• **DATA SUPPLIED**
═══

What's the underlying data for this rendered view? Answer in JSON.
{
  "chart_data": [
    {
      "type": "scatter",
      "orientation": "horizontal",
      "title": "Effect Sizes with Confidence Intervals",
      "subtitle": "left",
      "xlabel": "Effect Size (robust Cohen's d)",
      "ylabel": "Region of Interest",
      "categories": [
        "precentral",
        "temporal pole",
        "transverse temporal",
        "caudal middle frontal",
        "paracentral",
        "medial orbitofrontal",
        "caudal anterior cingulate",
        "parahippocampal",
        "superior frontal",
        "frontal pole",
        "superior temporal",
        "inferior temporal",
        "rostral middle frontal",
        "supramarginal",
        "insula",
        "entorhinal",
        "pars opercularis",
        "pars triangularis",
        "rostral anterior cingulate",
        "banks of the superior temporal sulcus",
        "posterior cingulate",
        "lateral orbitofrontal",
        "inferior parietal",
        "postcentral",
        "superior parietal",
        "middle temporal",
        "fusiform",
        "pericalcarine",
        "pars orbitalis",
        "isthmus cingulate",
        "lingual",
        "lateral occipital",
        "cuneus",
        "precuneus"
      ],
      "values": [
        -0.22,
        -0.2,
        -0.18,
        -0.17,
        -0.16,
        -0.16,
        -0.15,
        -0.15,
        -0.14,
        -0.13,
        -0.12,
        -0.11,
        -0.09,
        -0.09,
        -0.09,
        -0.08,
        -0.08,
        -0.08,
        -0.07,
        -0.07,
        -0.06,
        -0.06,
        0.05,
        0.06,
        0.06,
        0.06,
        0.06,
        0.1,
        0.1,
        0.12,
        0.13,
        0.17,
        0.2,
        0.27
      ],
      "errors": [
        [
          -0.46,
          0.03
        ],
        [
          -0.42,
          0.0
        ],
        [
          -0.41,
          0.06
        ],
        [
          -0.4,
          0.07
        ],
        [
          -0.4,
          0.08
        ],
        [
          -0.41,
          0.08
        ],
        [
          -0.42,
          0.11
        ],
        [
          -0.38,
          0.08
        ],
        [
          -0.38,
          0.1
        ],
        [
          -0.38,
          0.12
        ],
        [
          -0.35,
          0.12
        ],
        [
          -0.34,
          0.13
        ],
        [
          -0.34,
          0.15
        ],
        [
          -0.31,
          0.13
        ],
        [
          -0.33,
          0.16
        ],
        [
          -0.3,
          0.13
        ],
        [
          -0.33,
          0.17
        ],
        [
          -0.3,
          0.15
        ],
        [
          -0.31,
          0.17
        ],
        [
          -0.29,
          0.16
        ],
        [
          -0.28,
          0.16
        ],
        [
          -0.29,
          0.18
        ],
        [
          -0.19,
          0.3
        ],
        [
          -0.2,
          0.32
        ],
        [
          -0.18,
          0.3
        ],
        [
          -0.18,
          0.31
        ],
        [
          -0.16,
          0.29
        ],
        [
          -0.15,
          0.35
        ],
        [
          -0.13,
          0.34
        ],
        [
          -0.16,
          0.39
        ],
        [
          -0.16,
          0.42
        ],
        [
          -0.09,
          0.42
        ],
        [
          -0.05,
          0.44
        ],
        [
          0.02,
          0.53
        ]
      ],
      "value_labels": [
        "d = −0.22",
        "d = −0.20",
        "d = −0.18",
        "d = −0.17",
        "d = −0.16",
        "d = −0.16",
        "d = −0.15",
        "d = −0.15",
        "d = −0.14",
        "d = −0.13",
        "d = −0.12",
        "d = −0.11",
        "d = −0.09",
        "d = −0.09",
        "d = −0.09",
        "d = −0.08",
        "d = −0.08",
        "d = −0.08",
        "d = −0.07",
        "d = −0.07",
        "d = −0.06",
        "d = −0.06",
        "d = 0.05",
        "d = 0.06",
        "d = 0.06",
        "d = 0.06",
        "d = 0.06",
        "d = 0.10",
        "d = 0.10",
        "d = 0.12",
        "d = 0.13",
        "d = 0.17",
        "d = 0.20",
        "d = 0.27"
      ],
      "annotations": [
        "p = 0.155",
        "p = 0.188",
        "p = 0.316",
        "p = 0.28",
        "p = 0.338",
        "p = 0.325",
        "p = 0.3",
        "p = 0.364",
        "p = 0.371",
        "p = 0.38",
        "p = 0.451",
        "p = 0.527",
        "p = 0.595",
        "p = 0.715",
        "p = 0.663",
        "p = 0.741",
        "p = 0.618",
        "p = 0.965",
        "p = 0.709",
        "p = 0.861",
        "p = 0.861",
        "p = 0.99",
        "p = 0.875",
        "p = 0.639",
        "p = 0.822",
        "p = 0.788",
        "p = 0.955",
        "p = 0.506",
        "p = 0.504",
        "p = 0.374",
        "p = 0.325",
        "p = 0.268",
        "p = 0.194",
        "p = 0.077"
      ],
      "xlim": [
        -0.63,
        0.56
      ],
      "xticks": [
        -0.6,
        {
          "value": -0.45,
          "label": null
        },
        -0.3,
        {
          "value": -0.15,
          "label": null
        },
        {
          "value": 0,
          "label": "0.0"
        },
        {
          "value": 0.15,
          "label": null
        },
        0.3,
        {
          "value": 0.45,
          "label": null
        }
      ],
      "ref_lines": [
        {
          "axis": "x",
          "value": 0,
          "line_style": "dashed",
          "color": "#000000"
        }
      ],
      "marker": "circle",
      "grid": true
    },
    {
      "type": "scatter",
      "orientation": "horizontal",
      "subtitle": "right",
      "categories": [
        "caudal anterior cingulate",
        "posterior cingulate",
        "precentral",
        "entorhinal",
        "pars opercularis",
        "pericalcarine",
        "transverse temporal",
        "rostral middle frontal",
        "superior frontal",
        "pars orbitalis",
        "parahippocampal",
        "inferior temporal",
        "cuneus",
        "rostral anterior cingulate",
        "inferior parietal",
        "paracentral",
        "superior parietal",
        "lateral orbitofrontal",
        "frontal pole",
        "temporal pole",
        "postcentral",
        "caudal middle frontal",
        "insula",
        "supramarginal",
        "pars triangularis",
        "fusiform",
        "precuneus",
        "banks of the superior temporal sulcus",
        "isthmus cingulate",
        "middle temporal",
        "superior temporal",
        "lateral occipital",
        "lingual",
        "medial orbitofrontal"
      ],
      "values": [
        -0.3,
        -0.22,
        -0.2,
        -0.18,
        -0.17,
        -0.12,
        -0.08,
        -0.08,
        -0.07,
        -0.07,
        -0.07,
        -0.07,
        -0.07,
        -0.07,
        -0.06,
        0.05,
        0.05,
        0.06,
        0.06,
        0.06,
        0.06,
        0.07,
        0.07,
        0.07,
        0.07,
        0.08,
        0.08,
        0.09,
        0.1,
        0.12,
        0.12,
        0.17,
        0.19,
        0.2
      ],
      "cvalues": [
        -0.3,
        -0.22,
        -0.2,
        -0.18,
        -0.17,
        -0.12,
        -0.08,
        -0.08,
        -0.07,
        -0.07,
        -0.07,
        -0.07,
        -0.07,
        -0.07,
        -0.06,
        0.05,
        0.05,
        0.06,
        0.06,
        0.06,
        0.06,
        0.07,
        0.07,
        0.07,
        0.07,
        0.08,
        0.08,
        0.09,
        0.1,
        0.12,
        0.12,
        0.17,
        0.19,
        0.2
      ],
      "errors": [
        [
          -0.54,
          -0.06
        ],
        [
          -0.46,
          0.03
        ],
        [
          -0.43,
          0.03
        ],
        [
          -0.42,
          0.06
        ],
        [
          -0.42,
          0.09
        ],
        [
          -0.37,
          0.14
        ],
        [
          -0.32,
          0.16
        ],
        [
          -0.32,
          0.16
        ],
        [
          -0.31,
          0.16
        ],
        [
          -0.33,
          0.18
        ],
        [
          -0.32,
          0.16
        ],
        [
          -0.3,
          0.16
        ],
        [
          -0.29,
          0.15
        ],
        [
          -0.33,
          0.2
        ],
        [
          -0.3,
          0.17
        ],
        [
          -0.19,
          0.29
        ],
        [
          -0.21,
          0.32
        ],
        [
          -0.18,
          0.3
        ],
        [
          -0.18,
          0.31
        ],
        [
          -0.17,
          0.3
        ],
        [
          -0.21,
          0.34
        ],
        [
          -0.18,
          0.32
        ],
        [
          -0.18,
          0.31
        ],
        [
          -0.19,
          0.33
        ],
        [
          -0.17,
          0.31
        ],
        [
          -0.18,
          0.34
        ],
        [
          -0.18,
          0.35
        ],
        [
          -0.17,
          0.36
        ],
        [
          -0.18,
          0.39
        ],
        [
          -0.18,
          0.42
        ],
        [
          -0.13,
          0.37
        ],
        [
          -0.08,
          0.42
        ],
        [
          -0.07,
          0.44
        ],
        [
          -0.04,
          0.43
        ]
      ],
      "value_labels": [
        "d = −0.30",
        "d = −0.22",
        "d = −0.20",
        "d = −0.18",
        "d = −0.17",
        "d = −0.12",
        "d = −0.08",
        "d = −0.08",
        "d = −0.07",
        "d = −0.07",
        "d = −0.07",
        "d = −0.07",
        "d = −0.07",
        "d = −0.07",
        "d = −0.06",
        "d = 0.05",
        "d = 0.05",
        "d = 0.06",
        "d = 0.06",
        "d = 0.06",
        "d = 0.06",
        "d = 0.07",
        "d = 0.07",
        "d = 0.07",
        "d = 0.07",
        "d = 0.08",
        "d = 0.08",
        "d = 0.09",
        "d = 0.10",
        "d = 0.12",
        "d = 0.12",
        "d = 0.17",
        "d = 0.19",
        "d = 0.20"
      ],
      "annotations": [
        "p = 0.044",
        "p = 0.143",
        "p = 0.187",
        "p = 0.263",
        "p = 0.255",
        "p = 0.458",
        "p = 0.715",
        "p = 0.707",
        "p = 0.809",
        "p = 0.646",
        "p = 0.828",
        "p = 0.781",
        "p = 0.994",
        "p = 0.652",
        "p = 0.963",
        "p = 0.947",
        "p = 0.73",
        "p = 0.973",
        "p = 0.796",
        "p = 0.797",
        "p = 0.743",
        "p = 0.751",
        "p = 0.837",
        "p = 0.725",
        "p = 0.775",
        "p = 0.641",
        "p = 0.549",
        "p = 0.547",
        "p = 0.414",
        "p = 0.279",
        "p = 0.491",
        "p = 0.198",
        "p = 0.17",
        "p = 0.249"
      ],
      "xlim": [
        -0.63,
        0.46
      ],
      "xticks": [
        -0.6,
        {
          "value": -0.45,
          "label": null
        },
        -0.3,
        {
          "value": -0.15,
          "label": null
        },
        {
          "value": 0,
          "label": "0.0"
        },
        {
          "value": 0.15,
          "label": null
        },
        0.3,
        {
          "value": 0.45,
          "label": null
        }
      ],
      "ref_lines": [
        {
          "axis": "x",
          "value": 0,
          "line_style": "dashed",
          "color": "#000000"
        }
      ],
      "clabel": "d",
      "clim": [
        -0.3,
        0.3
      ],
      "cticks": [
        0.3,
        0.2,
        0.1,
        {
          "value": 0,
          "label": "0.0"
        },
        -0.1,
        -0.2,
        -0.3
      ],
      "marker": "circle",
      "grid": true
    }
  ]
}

═══

• **GIVEN EXERCISE**
Pick out the lines containing the string "orbitofrontal".

• **WRITTEN RESPONSE**
        "medial orbitofrontal",
        "lateral orbitofrontal",
        "lateral orbitofrontal",
        "medial orbitofrontal"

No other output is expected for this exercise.